■ DATA TO USE:
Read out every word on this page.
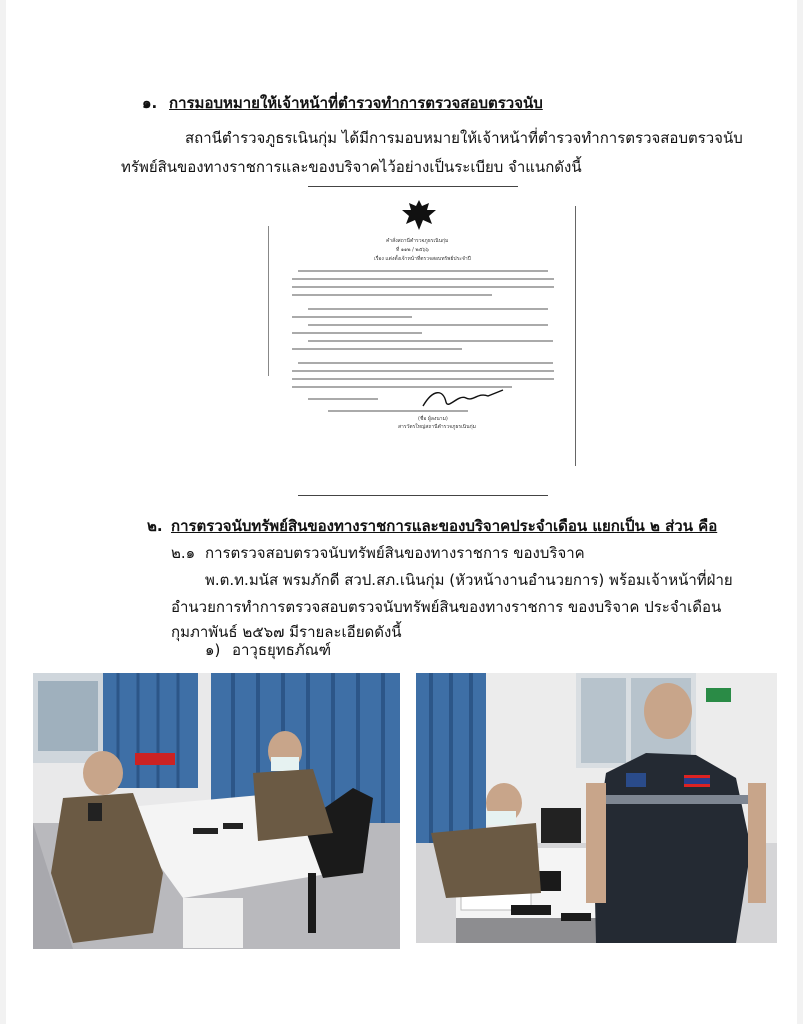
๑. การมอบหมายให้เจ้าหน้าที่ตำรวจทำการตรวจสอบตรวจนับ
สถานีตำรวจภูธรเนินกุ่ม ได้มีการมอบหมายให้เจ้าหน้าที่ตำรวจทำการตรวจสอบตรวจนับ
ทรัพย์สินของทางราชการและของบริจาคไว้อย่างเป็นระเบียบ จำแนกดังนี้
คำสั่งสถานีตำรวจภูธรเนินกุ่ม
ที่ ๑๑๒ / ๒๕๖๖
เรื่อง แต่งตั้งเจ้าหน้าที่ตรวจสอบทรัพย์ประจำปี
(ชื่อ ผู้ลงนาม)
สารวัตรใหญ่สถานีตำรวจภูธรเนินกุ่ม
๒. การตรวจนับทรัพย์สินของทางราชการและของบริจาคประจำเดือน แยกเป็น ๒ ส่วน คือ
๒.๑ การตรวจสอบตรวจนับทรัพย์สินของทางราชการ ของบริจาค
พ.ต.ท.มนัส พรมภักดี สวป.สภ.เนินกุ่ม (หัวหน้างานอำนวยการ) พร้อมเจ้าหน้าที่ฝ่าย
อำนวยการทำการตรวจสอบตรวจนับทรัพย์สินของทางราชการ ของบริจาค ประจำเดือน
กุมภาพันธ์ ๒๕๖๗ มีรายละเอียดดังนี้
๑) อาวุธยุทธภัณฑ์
* * *
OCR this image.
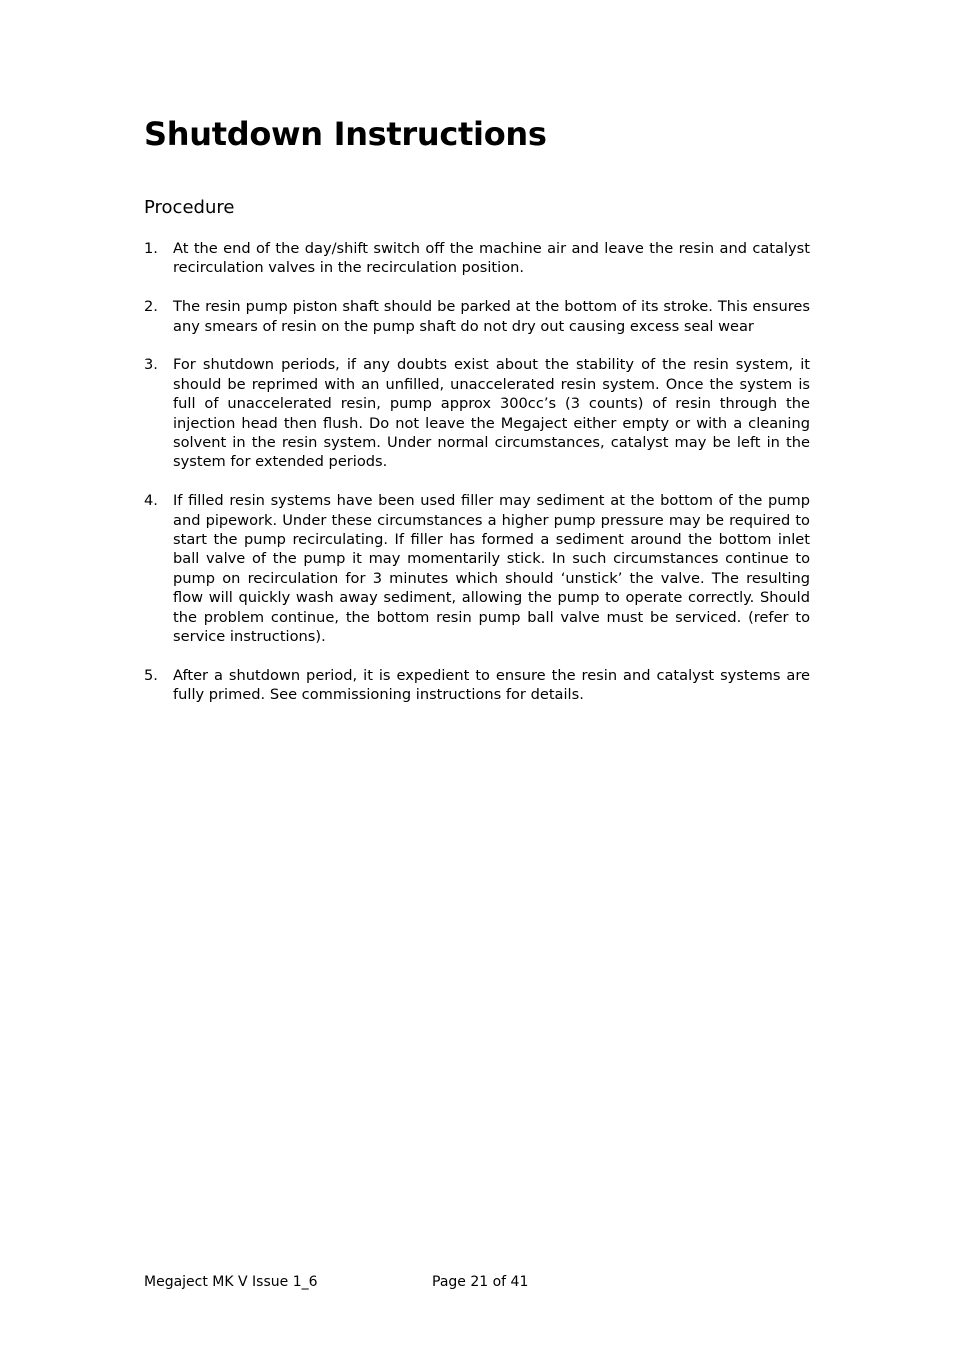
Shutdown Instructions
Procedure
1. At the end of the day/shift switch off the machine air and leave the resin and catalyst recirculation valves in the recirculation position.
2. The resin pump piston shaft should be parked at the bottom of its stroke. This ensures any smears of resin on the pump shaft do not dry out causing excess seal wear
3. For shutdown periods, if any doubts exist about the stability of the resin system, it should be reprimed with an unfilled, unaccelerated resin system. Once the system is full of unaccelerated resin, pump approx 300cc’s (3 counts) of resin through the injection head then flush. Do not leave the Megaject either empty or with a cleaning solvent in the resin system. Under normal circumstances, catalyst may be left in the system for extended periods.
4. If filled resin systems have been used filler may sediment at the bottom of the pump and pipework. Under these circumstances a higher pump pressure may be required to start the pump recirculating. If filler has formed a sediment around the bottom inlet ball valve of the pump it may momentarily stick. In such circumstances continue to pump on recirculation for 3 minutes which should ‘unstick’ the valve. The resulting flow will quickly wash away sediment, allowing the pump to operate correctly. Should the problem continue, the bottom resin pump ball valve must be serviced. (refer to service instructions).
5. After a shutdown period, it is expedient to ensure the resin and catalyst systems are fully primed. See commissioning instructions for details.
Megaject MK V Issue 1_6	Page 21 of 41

■ SET TASK:
Where does the word "catalyst" appear? Return each line that holds it.

■ SOLUTION TO THE EXERCISE:
1. At the end of the day/shift switch off the machine air and leave the resin and catalyst recirculation valves in the recirculation position.
3. For shutdown periods, if any doubts exist about the stability of the resin system, it should be reprimed with an unfilled, unaccelerated resin system. Once the system is full of unaccelerated resin, pump approx 300cc’s (3 counts) of resin through the injection head then flush. Do not leave the Megaject either empty or with a cleaning solvent in the resin system. Under normal circumstances, catalyst may be left in the system for extended periods.
5. After a shutdown period, it is expedient to ensure the resin and catalyst systems are fully primed. See commissioning instructions for details.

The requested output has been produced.